======== Data entries ========

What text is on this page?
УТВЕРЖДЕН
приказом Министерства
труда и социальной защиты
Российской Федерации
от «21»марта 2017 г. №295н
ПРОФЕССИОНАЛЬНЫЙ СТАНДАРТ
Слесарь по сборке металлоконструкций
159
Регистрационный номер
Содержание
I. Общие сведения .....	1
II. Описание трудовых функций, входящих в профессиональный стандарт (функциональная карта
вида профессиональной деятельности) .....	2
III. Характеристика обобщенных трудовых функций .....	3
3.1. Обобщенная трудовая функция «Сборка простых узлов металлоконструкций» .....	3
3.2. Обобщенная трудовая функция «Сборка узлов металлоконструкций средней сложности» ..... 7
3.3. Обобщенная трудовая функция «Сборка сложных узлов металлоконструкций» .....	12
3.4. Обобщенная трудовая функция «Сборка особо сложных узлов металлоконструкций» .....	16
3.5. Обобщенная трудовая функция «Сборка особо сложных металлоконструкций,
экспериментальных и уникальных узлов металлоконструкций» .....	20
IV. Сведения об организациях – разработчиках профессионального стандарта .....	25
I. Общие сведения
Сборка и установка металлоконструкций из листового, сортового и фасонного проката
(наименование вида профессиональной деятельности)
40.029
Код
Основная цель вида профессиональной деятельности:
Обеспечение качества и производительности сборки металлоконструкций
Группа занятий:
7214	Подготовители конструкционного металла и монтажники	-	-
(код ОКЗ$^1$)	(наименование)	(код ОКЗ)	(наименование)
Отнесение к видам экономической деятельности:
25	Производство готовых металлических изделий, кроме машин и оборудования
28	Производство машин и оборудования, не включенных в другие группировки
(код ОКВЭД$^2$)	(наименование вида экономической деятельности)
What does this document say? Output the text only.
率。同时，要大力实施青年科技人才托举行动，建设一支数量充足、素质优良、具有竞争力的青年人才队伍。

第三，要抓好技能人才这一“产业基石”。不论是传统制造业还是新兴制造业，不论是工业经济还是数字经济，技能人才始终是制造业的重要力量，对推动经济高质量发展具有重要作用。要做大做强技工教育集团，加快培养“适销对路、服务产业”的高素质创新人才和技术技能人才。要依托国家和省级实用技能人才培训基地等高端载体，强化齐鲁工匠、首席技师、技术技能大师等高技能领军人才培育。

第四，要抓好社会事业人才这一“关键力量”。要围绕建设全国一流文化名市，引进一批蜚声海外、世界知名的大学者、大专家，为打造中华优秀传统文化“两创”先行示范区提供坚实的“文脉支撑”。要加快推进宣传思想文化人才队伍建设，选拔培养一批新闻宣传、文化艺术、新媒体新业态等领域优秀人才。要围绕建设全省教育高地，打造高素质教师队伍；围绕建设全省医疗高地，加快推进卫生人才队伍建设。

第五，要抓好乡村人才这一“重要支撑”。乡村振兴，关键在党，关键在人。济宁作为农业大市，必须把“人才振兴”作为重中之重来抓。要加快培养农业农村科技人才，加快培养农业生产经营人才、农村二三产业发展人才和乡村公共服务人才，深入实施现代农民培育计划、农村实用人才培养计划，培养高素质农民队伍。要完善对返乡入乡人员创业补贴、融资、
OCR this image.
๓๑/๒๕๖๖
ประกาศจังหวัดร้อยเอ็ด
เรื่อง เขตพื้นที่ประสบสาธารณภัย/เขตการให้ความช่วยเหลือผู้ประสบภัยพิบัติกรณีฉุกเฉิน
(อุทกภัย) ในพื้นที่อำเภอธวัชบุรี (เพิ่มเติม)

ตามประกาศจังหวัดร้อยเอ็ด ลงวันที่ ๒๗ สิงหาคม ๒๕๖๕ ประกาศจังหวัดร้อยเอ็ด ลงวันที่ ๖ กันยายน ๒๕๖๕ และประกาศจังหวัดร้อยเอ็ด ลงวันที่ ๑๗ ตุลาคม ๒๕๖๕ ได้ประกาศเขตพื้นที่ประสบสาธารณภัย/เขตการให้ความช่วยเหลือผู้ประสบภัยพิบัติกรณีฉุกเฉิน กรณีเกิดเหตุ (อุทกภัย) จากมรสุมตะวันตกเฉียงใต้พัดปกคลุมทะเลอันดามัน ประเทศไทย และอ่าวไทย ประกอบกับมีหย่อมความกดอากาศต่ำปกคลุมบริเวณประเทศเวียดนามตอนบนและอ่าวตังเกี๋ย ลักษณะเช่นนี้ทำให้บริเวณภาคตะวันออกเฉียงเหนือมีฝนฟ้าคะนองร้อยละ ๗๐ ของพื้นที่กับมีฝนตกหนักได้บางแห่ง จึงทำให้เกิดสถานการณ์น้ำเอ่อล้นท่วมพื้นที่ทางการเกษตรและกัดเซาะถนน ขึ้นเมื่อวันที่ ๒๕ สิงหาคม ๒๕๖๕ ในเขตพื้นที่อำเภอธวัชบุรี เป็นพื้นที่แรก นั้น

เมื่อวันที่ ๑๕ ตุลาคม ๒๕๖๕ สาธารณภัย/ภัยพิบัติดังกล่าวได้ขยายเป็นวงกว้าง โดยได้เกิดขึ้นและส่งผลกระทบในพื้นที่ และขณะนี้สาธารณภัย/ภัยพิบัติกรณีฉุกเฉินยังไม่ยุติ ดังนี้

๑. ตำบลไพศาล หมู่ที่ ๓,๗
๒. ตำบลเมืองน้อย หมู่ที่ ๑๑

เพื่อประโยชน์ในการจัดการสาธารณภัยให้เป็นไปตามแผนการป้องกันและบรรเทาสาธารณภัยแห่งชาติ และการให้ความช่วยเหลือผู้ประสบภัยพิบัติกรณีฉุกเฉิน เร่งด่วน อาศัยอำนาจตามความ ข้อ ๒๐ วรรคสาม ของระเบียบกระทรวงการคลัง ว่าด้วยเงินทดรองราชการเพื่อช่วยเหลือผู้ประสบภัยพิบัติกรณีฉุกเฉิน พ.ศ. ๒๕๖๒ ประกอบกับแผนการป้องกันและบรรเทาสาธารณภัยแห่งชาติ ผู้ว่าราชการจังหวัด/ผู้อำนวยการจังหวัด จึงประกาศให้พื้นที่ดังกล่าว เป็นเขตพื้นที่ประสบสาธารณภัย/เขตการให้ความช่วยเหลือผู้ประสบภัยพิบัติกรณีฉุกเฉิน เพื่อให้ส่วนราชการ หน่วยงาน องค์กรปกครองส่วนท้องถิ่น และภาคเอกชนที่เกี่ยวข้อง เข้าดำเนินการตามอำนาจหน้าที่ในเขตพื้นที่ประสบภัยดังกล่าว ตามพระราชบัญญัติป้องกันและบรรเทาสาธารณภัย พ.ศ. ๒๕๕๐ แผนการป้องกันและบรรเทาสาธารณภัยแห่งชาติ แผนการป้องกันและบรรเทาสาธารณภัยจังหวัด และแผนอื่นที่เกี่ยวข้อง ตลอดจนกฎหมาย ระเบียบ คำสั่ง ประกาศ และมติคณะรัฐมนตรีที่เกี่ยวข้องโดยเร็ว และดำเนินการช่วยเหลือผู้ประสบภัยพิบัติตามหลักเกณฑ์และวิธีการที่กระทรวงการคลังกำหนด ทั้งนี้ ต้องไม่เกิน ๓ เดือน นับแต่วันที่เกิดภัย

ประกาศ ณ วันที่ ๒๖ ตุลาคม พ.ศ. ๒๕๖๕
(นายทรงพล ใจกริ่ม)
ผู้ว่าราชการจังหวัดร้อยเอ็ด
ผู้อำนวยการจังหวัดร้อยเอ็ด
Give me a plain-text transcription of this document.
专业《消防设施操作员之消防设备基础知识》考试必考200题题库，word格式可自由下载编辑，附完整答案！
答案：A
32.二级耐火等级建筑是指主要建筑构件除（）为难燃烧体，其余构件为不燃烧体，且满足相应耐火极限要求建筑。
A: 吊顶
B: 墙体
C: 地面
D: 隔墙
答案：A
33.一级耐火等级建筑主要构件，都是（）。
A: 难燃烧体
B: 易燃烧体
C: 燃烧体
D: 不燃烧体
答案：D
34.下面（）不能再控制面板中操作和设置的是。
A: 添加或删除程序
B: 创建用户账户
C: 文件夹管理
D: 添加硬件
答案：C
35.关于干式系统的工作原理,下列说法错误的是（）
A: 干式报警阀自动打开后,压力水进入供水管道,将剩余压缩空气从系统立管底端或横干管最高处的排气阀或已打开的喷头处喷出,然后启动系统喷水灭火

========

Filter for "профессиональной". Return all lines that hold it.

вида профессиональной деятельности) .....	2
(наименование вида профессиональной деятельности)
Основная цель вида профессиональной деятельности:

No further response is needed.